→ TASK TO COMPLETE:
With the pictures left out, copy the listing below exactly.

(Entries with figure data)
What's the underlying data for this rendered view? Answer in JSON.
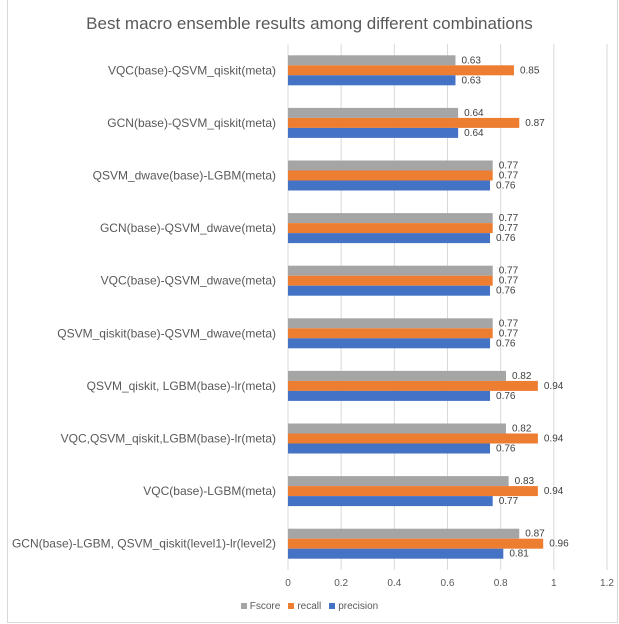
{
  "chart_data": {
    "type": "bar",
    "orientation": "horizontal",
    "title": "Best macro ensemble results among different combinations",
    "categories": [
      "VQC(base)-QSVM_qiskit(meta)",
      "GCN(base)-QSVM_qiskit(meta)",
      "QSVM_dwave(base)-LGBM(meta)",
      "GCN(base)-QSVM_dwave(meta)",
      "VQC(base)-QSVM_dwave(meta)",
      "QSVM_qiskit(base)-QSVM_dwave(meta)",
      "QSVM_qiskit, LGBM(base)-lr(meta)",
      "VQC,QSVM_qiskit,LGBM(base)-lr(meta)",
      "VQC(base)-LGBM(meta)",
      "GCN(base)-LGBM, QSVM_qiskit(level1)-lr(level2)"
    ],
    "series": [
      {
        "name": "Fscore",
        "color": "#a5a5a5",
        "values": [
          0.63,
          0.64,
          0.77,
          0.77,
          0.77,
          0.77,
          0.82,
          0.82,
          0.83,
          0.87
        ]
      },
      {
        "name": "recall",
        "color": "#ed7d31",
        "values": [
          0.85,
          0.87,
          0.77,
          0.77,
          0.77,
          0.77,
          0.94,
          0.94,
          0.94,
          0.96
        ]
      },
      {
        "name": "precision",
        "color": "#4472c4",
        "values": [
          0.63,
          0.64,
          0.76,
          0.76,
          0.76,
          0.76,
          0.76,
          0.76,
          0.77,
          0.81
        ]
      }
    ],
    "xlim": [
      0,
      1.2
    ],
    "xticks": [
      "0",
      "0.2",
      "0.4",
      "0.6",
      "0.8",
      "1",
      "1.2"
    ],
    "grid": true,
    "legend_position": "bottom"
  }
}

→ SOLUTION TO THIS EXERCISE:
What's the underlying data for this rendered view? Answer in JSON.
{
  "chart_data": {
    "type": "bar",
    "orientation": "horizontal",
    "title": "Best macro ensemble results among different combinations",
    "categories": [
      "VQC(base)-QSVM_qiskit(meta)",
      "GCN(base)-QSVM_qiskit(meta)",
      "QSVM_dwave(base)-LGBM(meta)",
      "GCN(base)-QSVM_dwave(meta)",
      "VQC(base)-QSVM_dwave(meta)",
      "QSVM_qiskit(base)-QSVM_dwave(meta)",
      "QSVM_qiskit, LGBM(base)-lr(meta)",
      "VQC,QSVM_qiskit,LGBM(base)-lr(meta)",
      "VQC(base)-LGBM(meta)",
      "GCN(base)-LGBM, QSVM_qiskit(level1)-lr(level2)"
    ],
    "series": [
      {
        "name": "Fscore",
        "color": "#a5a5a5",
        "values": [
          0.63,
          0.64,
          0.77,
          0.77,
          0.77,
          0.77,
          0.82,
          0.82,
          0.83,
          0.87
        ]
      },
      {
        "name": "recall",
        "color": "#ed7d31",
        "values": [
          0.85,
          0.87,
          0.77,
          0.77,
          0.77,
          0.77,
          0.94,
          0.94,
          0.94,
          0.96
        ]
      },
      {
        "name": "precision",
        "color": "#4472c4",
        "values": [
          0.63,
          0.64,
          0.76,
          0.76,
          0.76,
          0.76,
          0.76,
          0.76,
          0.77,
          0.81
        ]
      }
    ],
    "xlim": [
      0,
      1.2
    ],
    "xticks": [
      "0",
      "0.2",
      "0.4",
      "0.6",
      "0.8",
      "1",
      "1.2"
    ],
    "grid": true,
    "legend_position": "bottom"
  }
}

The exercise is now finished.